Written request ▸
Continue the excerpt on the Company's franchise disputes and guarantees after its last sentence.

In May 1987, the Company guaranteed the payments on a note payable to a former
franchisee by the party to whom the franchise was sold. In April 1995, the
outside party defaulted on the note payable and the plaintiff noteholder filed a
complaint for approximately $50,900, the balance remaining on the note. The
parties settled the matter; the Company agreed to pay the plaintiff $56,700 in
monthly installments of $2,500 until paid in full.
In November 1994, a franchisee filed an action against the Company alleging
breach of contract and various other causes of action. Prior to trial, the
parties settled the matter with the plaintiff agreeing to pay the Company
$30,000.
In January 1982, the Company subleased a restaurant location to a franchisee. In
March 1992, the franchisee assigned their right, title and interest to the
sublease. The sublease specifically stated that it shall not release the
originally named sublessee from liability for the continued performance on the
terms and provisions of the sublease. In January 1994, the assignees failed to
pay rent to the lessor or to the Company.

Supplied material ▸
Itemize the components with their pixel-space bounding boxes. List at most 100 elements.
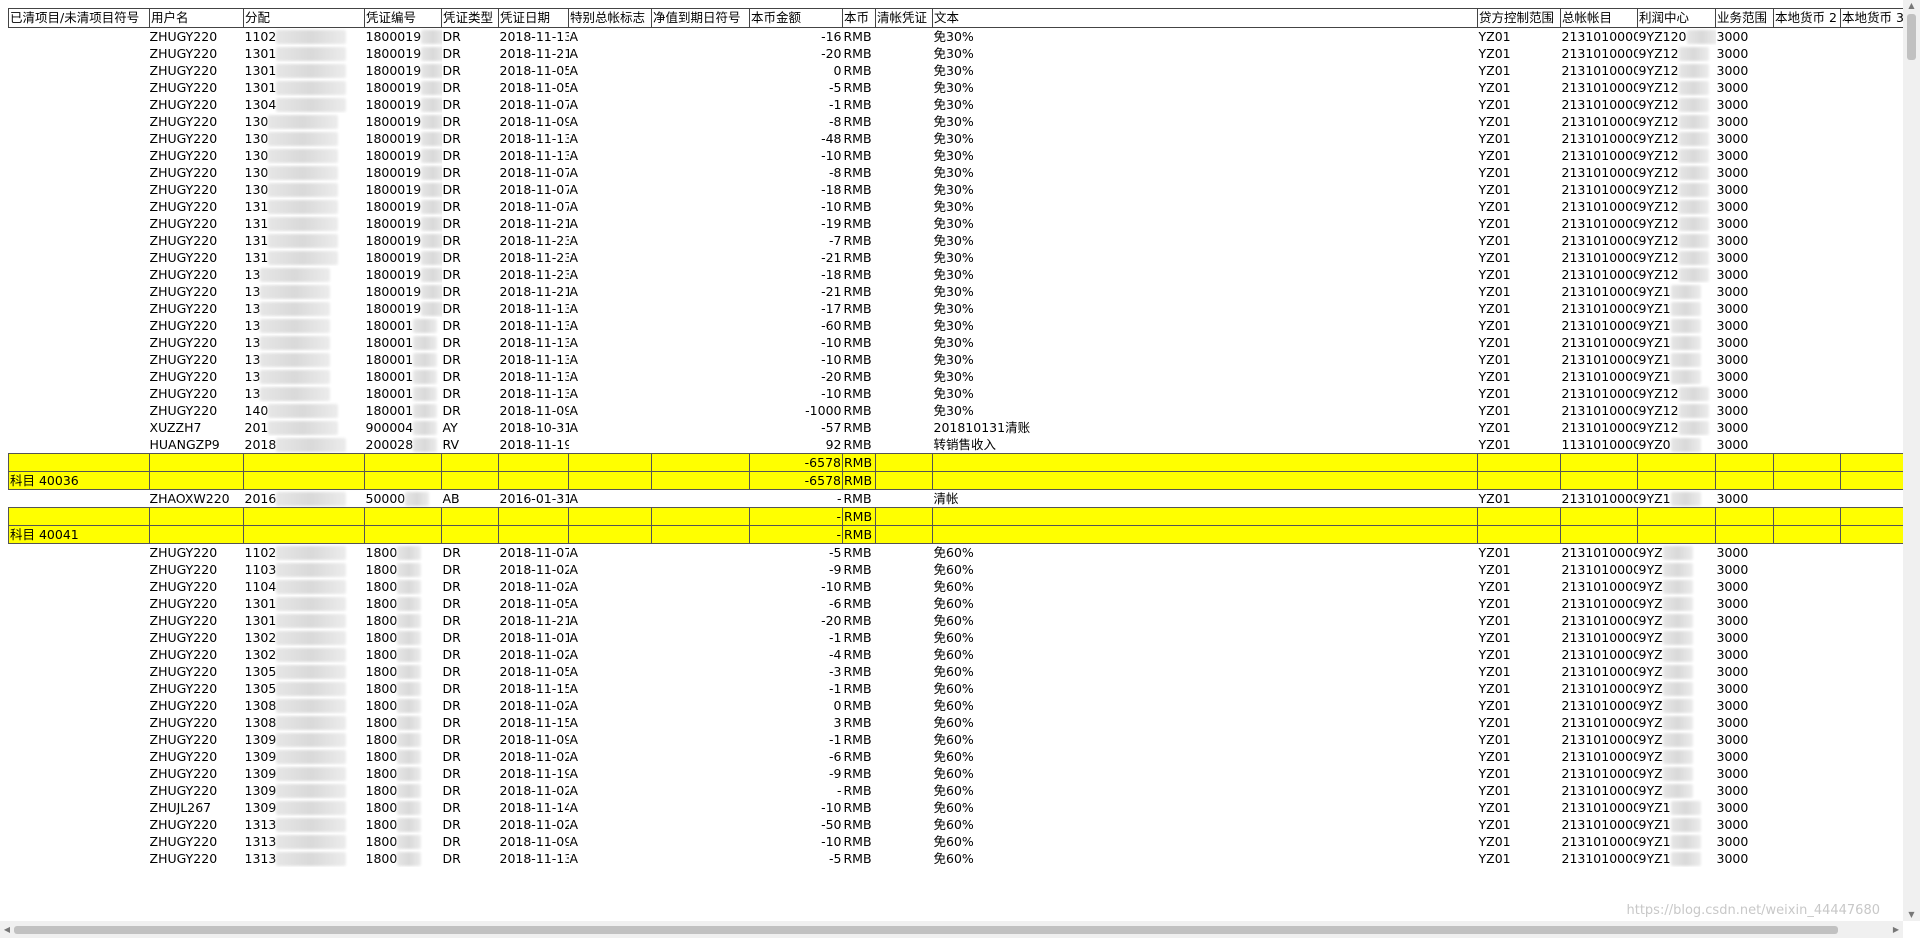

Output below ▸
As a result of the failure to pay rent, the landlord brought an action against
the Company to recover damages for breach of the lease. In August 1994, the
Company stipulated with the landlord to a payment of $43,600 and a judgment may
be entered against the Company if it fails to meet the obligation. The Company
has performed all of the conditions and obligations to be performed under the
original sublease and believes that it is entitled to indemnification from the
sublessee in the same amount as the stipulated agreement with the landlord. The
Company entered into a stipulated agreement with the sublessee who agreed to pay
the Company $31,000 in monthly installments of $750 which began on October 15,
1994. During the year ended June 30, 1997, with $10,000 remaining due on the
installment agreement, the sublessee agreed to pay the Company $6,000 and the
remaining $4,000 was forgiven by the Company.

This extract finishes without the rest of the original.